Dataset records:
--- START ---

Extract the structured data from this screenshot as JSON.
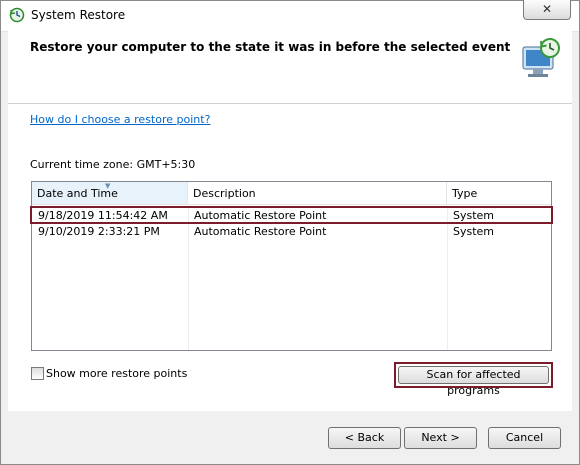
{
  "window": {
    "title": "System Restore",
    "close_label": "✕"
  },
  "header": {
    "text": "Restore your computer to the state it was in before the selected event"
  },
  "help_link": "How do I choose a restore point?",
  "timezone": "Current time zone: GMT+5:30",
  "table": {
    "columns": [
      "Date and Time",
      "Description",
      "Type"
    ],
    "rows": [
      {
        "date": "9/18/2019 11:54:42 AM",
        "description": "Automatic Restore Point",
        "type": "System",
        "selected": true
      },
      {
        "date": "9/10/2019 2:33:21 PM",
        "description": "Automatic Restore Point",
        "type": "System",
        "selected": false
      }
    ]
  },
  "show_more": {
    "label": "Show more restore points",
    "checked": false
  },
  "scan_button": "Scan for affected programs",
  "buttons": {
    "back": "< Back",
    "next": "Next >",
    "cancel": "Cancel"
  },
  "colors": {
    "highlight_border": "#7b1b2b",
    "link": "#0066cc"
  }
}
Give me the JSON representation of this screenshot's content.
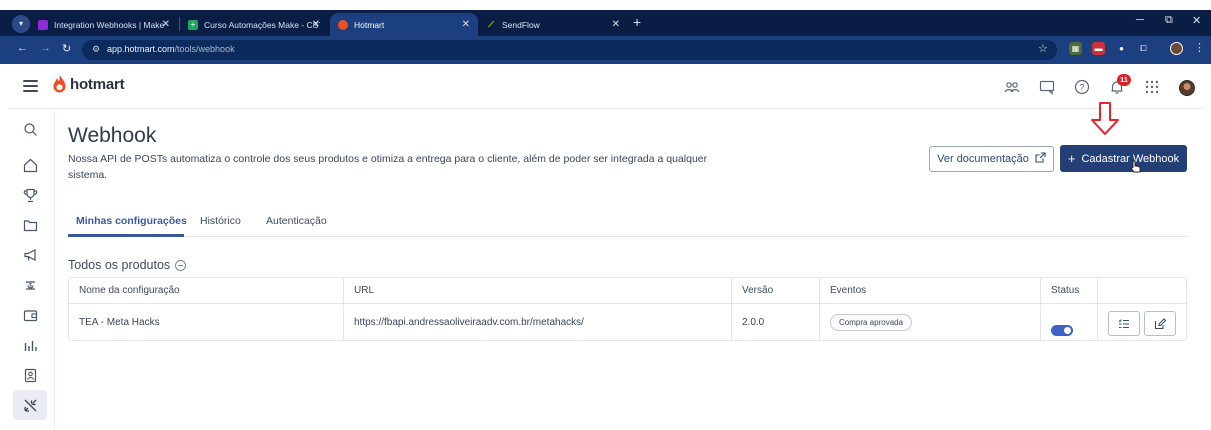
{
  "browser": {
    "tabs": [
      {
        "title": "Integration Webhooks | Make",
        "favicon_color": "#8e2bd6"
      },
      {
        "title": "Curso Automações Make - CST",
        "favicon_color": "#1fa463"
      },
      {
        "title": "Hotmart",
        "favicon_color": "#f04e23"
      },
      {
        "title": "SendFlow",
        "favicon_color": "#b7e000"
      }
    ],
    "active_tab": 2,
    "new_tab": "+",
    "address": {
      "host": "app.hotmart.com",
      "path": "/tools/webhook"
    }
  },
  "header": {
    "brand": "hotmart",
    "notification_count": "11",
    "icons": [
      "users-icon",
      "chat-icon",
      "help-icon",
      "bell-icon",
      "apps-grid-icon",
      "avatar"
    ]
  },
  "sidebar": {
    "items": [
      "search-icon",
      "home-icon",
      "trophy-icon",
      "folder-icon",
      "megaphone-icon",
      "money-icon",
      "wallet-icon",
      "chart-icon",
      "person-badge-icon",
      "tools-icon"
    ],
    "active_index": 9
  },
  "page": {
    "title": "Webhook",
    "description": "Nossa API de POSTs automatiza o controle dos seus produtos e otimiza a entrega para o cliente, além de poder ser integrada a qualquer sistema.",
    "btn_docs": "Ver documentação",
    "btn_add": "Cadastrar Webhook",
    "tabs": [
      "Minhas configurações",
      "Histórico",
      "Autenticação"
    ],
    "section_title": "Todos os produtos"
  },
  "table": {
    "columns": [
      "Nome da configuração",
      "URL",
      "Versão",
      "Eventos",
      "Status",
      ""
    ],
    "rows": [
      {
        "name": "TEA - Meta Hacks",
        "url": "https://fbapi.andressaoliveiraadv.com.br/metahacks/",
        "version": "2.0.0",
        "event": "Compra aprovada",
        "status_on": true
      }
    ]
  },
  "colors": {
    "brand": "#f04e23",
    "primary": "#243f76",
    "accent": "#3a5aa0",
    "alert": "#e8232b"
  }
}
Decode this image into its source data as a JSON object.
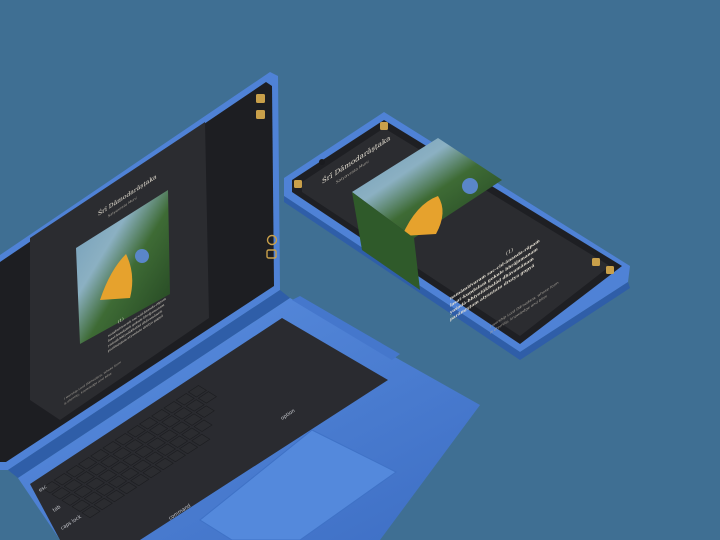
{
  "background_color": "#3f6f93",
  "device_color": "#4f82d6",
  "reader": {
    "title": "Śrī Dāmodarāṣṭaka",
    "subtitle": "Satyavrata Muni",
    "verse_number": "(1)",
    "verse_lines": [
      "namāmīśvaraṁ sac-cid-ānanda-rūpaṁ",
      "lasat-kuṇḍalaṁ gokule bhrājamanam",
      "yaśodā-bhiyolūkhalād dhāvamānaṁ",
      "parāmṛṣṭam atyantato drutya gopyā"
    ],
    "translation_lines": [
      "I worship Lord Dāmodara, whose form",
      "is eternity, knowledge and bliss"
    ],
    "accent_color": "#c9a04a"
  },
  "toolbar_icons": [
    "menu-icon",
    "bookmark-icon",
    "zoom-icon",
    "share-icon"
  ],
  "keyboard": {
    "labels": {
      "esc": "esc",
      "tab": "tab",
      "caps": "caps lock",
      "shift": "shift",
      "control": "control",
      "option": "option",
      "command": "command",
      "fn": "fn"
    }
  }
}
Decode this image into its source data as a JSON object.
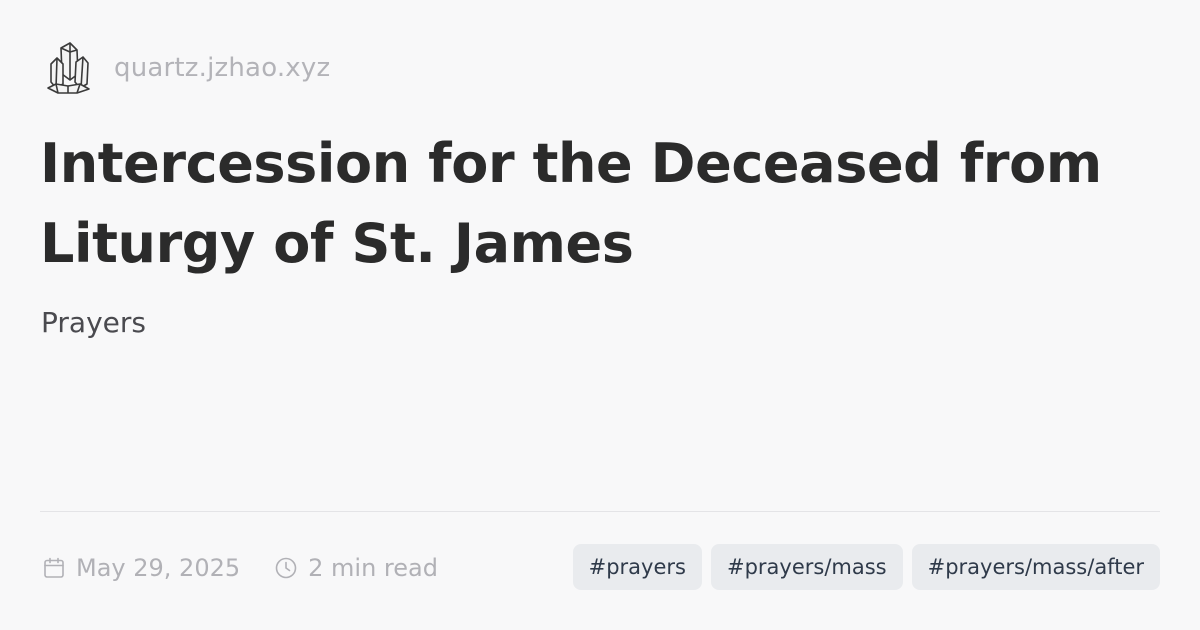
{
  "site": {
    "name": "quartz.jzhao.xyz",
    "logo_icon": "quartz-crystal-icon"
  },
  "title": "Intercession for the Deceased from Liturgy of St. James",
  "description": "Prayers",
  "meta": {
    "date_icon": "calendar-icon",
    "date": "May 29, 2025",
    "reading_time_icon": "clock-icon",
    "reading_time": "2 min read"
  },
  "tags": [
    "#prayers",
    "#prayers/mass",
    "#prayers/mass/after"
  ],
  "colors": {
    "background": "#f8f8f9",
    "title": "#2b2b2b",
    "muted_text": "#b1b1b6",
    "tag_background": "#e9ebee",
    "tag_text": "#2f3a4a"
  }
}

--- END ---

WORK TO DO – Exactly as written, return every line of the listing, but not the pictures.

EXERCISE RESPONSE –
Extract the structured data from this screenshot as JSON.
{
  "window": {
    "title": "System Restore",
    "close_label": "✕"
  },
  "header": {
    "text": "Restore your computer to the state it was in before the selected event"
  },
  "help_link": "How do I choose a restore point?",
  "timezone": "Current time zone: GMT+5:30",
  "table": {
    "columns": [
      "Date and Time",
      "Description",
      "Type"
    ],
    "rows": [
      {
        "date": "9/18/2019 11:54:42 AM",
        "description": "Automatic Restore Point",
        "type": "System",
        "selected": true
      },
      {
        "date": "9/10/2019 2:33:21 PM",
        "description": "Automatic Restore Point",
        "type": "System",
        "selected": false
      }
    ]
  },
  "show_more": {
    "label": "Show more restore points",
    "checked": false
  },
  "scan_button": "Scan for affected programs",
  "buttons": {
    "back": "< Back",
    "next": "Next >",
    "cancel": "Cancel"
  },
  "colors": {
    "highlight_border": "#7b1b2b",
    "link": "#0066cc"
  }
}
Give me the JSON representation of this screenshot's content.
{
  "browser": {
    "tabs": [
      {
        "title": "Integration Webhooks | Make",
        "favicon_color": "#8e2bd6"
      },
      {
        "title": "Curso Automações Make - CST",
        "favicon_color": "#1fa463"
      },
      {
        "title": "Hotmart",
        "favicon_color": "#f04e23"
      },
      {
        "title": "SendFlow",
        "favicon_color": "#b7e000"
      }
    ],
    "active_tab": 2,
    "new_tab": "+",
    "address": {
      "host": "app.hotmart.com",
      "path": "/tools/webhook"
    }
  },
  "header": {
    "brand": "hotmart",
    "notification_count": "11",
    "icons": [
      "users-icon",
      "chat-icon",
      "help-icon",
      "bell-icon",
      "apps-grid-icon",
      "avatar"
    ]
  },
  "sidebar": {
    "items": [
      "search-icon",
      "home-icon",
      "trophy-icon",
      "folder-icon",
      "megaphone-icon",
      "money-icon",
      "wallet-icon",
      "chart-icon",
      "person-badge-icon",
      "tools-icon"
    ],
    "active_index": 9
  },
  "page": {
    "title": "Webhook",
    "description": "Nossa API de POSTs automatiza o controle dos seus produtos e otimiza a entrega para o cliente, além de poder ser integrada a qualquer sistema.",
    "btn_docs": "Ver documentação",
    "btn_add": "Cadastrar Webhook",
    "tabs": [
      "Minhas configurações",
      "Histórico",
      "Autenticação"
    ],
    "section_title": "Todos os produtos"
  },
  "table": {
    "columns": [
      "Nome da configuração",
      "URL",
      "Versão",
      "Eventos",
      "Status",
      ""
    ],
    "rows": [
      {
        "name": "TEA - Meta Hacks",
        "url": "https://fbapi.andressaoliveiraadv.com.br/metahacks/",
        "version": "2.0.0",
        "event": "Compra aprovada",
        "status_on": true
      }
    ]
  },
  "colors": {
    "brand": "#f04e23",
    "primary": "#243f76",
    "accent": "#3a5aa0",
    "alert": "#e8232b"
  }
}
Decode this image into its source data as a JSON object.
{
  "background_color": "#3f6f93",
  "device_color": "#4f82d6",
  "reader": {
    "title": "Śrī Dāmodarāṣṭaka",
    "subtitle": "Satyavrata Muni",
    "verse_number": "(1)",
    "verse_lines": [
      "namāmīśvaraṁ sac-cid-ānanda-rūpaṁ",
      "lasat-kuṇḍalaṁ gokule bhrājamanam",
      "yaśodā-bhiyolūkhalād dhāvamānaṁ",
      "parāmṛṣṭam atyantato drutya gopyā"
    ],
    "translation_lines": [
      "I worship Lord Dāmodara, whose form",
      "is eternity, knowledge and bliss"
    ],
    "accent_color": "#c9a04a"
  },
  "toolbar_icons": [
    "menu-icon",
    "bookmark-icon",
    "zoom-icon",
    "share-icon"
  ],
  "keyboard": {
    "labels": {
      "esc": "esc",
      "tab": "tab",
      "caps": "caps lock",
      "shift": "shift",
      "control": "control",
      "option": "option",
      "command": "command",
      "fn": "fn"
    }
  }
}
Decode this image into its source data as a JSON object.
{
  "site": {
    "name": "quartz.jzhao.xyz",
    "logo_icon": "quartz-crystal-icon"
  },
  "title": "Intercession for the Deceased from Liturgy of St. James",
  "description": "Prayers",
  "meta": {
    "date_icon": "calendar-icon",
    "date": "May 29, 2025",
    "reading_time_icon": "clock-icon",
    "reading_time": "2 min read"
  },
  "tags": [
    "#prayers",
    "#prayers/mass",
    "#prayers/mass/after"
  ],
  "colors": {
    "background": "#f8f8f9",
    "title": "#2b2b2b",
    "muted_text": "#b1b1b6",
    "tag_background": "#e9ebee",
    "tag_text": "#2f3a4a"
  }
}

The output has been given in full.